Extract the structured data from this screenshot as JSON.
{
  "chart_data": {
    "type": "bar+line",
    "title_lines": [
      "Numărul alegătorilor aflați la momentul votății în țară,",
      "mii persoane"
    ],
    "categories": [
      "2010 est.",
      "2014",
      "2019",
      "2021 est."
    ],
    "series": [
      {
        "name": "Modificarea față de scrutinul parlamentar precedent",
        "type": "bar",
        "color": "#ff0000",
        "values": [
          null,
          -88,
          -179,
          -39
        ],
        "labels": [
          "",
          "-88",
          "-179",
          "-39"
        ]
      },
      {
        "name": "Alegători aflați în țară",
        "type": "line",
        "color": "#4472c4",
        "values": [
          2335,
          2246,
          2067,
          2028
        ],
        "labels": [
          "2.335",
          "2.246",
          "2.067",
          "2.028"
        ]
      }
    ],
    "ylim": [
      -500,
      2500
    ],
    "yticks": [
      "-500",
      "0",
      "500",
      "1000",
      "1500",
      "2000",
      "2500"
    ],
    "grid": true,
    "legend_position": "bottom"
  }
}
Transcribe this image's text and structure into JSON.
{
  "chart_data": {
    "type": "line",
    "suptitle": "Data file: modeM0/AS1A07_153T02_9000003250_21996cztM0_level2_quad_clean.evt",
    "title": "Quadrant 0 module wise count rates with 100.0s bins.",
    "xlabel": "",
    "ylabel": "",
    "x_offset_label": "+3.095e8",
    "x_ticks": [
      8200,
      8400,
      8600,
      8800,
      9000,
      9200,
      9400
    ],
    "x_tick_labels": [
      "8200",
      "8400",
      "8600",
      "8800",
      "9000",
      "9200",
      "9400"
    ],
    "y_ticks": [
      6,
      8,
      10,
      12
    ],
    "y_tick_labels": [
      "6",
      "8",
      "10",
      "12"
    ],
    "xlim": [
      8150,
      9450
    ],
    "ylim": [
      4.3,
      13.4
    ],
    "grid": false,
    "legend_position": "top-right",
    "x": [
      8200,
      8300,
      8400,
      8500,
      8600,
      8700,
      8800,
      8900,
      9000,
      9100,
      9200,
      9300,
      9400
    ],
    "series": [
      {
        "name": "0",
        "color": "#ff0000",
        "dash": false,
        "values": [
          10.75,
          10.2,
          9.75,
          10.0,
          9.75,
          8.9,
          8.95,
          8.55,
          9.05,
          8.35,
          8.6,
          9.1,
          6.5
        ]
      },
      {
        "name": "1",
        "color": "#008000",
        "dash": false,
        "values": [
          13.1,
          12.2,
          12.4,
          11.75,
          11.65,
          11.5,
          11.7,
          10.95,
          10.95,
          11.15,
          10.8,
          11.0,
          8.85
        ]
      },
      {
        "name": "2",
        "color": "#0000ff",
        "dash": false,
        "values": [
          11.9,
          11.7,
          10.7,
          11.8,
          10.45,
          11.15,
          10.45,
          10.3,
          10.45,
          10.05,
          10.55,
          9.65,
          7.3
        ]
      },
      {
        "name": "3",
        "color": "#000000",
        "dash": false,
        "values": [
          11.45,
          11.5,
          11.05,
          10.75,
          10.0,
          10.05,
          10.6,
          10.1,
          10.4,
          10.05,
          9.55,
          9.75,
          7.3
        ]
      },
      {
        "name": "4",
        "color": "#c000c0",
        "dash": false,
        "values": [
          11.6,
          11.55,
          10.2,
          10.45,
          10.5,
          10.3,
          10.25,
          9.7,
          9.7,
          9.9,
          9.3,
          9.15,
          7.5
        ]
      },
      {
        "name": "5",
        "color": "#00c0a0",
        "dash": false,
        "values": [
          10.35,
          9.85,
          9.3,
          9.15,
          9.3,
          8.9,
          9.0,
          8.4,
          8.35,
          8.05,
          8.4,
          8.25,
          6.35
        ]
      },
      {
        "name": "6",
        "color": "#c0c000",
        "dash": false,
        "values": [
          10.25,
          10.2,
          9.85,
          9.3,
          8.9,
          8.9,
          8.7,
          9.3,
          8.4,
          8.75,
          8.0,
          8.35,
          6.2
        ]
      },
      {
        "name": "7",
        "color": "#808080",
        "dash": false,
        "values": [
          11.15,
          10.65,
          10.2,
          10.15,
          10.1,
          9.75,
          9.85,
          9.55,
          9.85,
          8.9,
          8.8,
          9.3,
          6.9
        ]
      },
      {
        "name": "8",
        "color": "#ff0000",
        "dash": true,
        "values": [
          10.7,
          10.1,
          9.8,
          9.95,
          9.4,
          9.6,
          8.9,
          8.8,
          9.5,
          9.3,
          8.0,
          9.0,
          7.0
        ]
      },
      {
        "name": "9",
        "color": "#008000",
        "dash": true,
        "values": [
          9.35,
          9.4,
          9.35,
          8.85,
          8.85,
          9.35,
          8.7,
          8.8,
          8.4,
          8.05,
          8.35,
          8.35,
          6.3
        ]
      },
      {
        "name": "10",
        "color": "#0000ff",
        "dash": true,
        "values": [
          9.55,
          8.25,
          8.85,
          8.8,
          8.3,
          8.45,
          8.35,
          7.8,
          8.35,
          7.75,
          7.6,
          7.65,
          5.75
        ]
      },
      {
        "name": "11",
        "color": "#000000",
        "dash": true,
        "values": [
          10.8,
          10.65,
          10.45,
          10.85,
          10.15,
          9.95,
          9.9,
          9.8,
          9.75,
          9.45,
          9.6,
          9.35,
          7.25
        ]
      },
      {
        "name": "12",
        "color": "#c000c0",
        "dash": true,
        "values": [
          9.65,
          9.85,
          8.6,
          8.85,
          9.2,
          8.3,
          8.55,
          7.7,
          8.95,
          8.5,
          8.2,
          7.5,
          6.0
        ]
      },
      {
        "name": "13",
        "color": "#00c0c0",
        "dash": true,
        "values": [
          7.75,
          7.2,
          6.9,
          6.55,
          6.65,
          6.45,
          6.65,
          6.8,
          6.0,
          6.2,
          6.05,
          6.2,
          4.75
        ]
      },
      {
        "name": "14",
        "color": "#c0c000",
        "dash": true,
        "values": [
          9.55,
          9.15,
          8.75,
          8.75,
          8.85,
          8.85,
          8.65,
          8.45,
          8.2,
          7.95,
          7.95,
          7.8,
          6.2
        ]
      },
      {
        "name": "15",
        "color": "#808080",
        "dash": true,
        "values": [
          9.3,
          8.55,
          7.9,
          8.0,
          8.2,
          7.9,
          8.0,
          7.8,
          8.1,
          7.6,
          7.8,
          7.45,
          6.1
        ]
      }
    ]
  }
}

# STATED GOAL:
Go through the listing and copy all of it exactly.

# CORRECT RESULT:
Extract the structured data from this screenshot as JSON.
{
  "chart_data": {
    "type": "bar+line",
    "title_lines": [
      "Numărul alegătorilor aflați la momentul votății în țară,",
      "mii persoane"
    ],
    "categories": [
      "2010 est.",
      "2014",
      "2019",
      "2021 est."
    ],
    "series": [
      {
        "name": "Modificarea față de scrutinul parlamentar precedent",
        "type": "bar",
        "color": "#ff0000",
        "values": [
          null,
          -88,
          -179,
          -39
        ],
        "labels": [
          "",
          "-88",
          "-179",
          "-39"
        ]
      },
      {
        "name": "Alegători aflați în țară",
        "type": "line",
        "color": "#4472c4",
        "values": [
          2335,
          2246,
          2067,
          2028
        ],
        "labels": [
          "2.335",
          "2.246",
          "2.067",
          "2.028"
        ]
      }
    ],
    "ylim": [
      -500,
      2500
    ],
    "yticks": [
      "-500",
      "0",
      "500",
      "1000",
      "1500",
      "2000",
      "2500"
    ],
    "grid": true,
    "legend_position": "bottom"
  }
}
Transcribe this image's text and structure into JSON.
{
  "chart_data": {
    "type": "line",
    "suptitle": "Data file: modeM0/AS1A07_153T02_9000003250_21996cztM0_level2_quad_clean.evt",
    "title": "Quadrant 0 module wise count rates with 100.0s bins.",
    "xlabel": "",
    "ylabel": "",
    "x_offset_label": "+3.095e8",
    "x_ticks": [
      8200,
      8400,
      8600,
      8800,
      9000,
      9200,
      9400
    ],
    "x_tick_labels": [
      "8200",
      "8400",
      "8600",
      "8800",
      "9000",
      "9200",
      "9400"
    ],
    "y_ticks": [
      6,
      8,
      10,
      12
    ],
    "y_tick_labels": [
      "6",
      "8",
      "10",
      "12"
    ],
    "xlim": [
      8150,
      9450
    ],
    "ylim": [
      4.3,
      13.4
    ],
    "grid": false,
    "legend_position": "top-right",
    "x": [
      8200,
      8300,
      8400,
      8500,
      8600,
      8700,
      8800,
      8900,
      9000,
      9100,
      9200,
      9300,
      9400
    ],
    "series": [
      {
        "name": "0",
        "color": "#ff0000",
        "dash": false,
        "values": [
          10.75,
          10.2,
          9.75,
          10.0,
          9.75,
          8.9,
          8.95,
          8.55,
          9.05,
          8.35,
          8.6,
          9.1,
          6.5
        ]
      },
      {
        "name": "1",
        "color": "#008000",
        "dash": false,
        "values": [
          13.1,
          12.2,
          12.4,
          11.75,
          11.65,
          11.5,
          11.7,
          10.95,
          10.95,
          11.15,
          10.8,
          11.0,
          8.85
        ]
      },
      {
        "name": "2",
        "color": "#0000ff",
        "dash": false,
        "values": [
          11.9,
          11.7,
          10.7,
          11.8,
          10.45,
          11.15,
          10.45,
          10.3,
          10.45,
          10.05,
          10.55,
          9.65,
          7.3
        ]
      },
      {
        "name": "3",
        "color": "#000000",
        "dash": false,
        "values": [
          11.45,
          11.5,
          11.05,
          10.75,
          10.0,
          10.05,
          10.6,
          10.1,
          10.4,
          10.05,
          9.55,
          9.75,
          7.3
        ]
      },
      {
        "name": "4",
        "color": "#c000c0",
        "dash": false,
        "values": [
          11.6,
          11.55,
          10.2,
          10.45,
          10.5,
          10.3,
          10.25,
          9.7,
          9.7,
          9.9,
          9.3,
          9.15,
          7.5
        ]
      },
      {
        "name": "5",
        "color": "#00c0a0",
        "dash": false,
        "values": [
          10.35,
          9.85,
          9.3,
          9.15,
          9.3,
          8.9,
          9.0,
          8.4,
          8.35,
          8.05,
          8.4,
          8.25,
          6.35
        ]
      },
      {
        "name": "6",
        "color": "#c0c000",
        "dash": false,
        "values": [
          10.25,
          10.2,
          9.85,
          9.3,
          8.9,
          8.9,
          8.7,
          9.3,
          8.4,
          8.75,
          8.0,
          8.35,
          6.2
        ]
      },
      {
        "name": "7",
        "color": "#808080",
        "dash": false,
        "values": [
          11.15,
          10.65,
          10.2,
          10.15,
          10.1,
          9.75,
          9.85,
          9.55,
          9.85,
          8.9,
          8.8,
          9.3,
          6.9
        ]
      },
      {
        "name": "8",
        "color": "#ff0000",
        "dash": true,
        "values": [
          10.7,
          10.1,
          9.8,
          9.95,
          9.4,
          9.6,
          8.9,
          8.8,
          9.5,
          9.3,
          8.0,
          9.0,
          7.0
        ]
      },
      {
        "name": "9",
        "color": "#008000",
        "dash": true,
        "values": [
          9.35,
          9.4,
          9.35,
          8.85,
          8.85,
          9.35,
          8.7,
          8.8,
          8.4,
          8.05,
          8.35,
          8.35,
          6.3
        ]
      },
      {
        "name": "10",
        "color": "#0000ff",
        "dash": true,
        "values": [
          9.55,
          8.25,
          8.85,
          8.8,
          8.3,
          8.45,
          8.35,
          7.8,
          8.35,
          7.75,
          7.6,
          7.65,
          5.75
        ]
      },
      {
        "name": "11",
        "color": "#000000",
        "dash": true,
        "values": [
          10.8,
          10.65,
          10.45,
          10.85,
          10.15,
          9.95,
          9.9,
          9.8,
          9.75,
          9.45,
          9.6,
          9.35,
          7.25
        ]
      },
      {
        "name": "12",
        "color": "#c000c0",
        "dash": true,
        "values": [
          9.65,
          9.85,
          8.6,
          8.85,
          9.2,
          8.3,
          8.55,
          7.7,
          8.95,
          8.5,
          8.2,
          7.5,
          6.0
        ]
      },
      {
        "name": "13",
        "color": "#00c0c0",
        "dash": true,
        "values": [
          7.75,
          7.2,
          6.9,
          6.55,
          6.65,
          6.45,
          6.65,
          6.8,
          6.0,
          6.2,
          6.05,
          6.2,
          4.75
        ]
      },
      {
        "name": "14",
        "color": "#c0c000",
        "dash": true,
        "values": [
          9.55,
          9.15,
          8.75,
          8.75,
          8.85,
          8.85,
          8.65,
          8.45,
          8.2,
          7.95,
          7.95,
          7.8,
          6.2
        ]
      },
      {
        "name": "15",
        "color": "#808080",
        "dash": true,
        "values": [
          9.3,
          8.55,
          7.9,
          8.0,
          8.2,
          7.9,
          8.0,
          7.8,
          8.1,
          7.6,
          7.8,
          7.45,
          6.1
        ]
      }
    ]
  }
}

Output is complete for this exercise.